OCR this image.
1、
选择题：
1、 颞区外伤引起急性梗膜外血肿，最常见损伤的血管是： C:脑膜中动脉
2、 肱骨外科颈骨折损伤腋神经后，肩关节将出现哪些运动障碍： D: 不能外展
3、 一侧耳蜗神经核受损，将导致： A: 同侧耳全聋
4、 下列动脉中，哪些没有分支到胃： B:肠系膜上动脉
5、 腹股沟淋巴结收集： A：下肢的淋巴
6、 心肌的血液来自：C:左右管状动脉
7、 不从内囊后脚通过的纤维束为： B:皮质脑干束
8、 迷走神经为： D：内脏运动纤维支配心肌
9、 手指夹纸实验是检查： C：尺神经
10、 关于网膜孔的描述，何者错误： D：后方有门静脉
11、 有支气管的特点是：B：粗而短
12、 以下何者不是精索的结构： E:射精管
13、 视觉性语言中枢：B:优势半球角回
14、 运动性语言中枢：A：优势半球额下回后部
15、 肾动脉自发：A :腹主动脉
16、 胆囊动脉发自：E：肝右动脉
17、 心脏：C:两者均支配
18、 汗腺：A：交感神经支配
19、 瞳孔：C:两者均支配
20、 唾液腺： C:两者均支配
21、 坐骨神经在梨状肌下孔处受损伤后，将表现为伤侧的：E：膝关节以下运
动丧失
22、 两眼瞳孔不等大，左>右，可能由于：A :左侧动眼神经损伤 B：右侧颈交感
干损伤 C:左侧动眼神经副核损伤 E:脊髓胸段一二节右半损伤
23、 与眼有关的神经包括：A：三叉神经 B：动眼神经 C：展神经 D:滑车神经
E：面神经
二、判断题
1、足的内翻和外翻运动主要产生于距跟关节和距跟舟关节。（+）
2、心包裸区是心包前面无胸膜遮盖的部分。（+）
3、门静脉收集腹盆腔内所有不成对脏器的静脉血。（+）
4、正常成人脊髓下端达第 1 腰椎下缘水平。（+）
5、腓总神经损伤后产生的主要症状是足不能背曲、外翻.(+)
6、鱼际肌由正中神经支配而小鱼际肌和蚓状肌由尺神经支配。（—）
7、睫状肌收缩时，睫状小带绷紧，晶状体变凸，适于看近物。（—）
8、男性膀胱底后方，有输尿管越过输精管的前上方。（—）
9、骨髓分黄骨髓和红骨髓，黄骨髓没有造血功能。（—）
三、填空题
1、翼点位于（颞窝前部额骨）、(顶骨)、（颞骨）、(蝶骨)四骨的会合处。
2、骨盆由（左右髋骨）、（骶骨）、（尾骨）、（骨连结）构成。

### Objective
Go through the records above and copy every line with the word "两者均支配".

### Complete answer
17、 心脏：C:两者均支配
19、 瞳孔：C:两者均支配
20、 唾液腺： C:两者均支配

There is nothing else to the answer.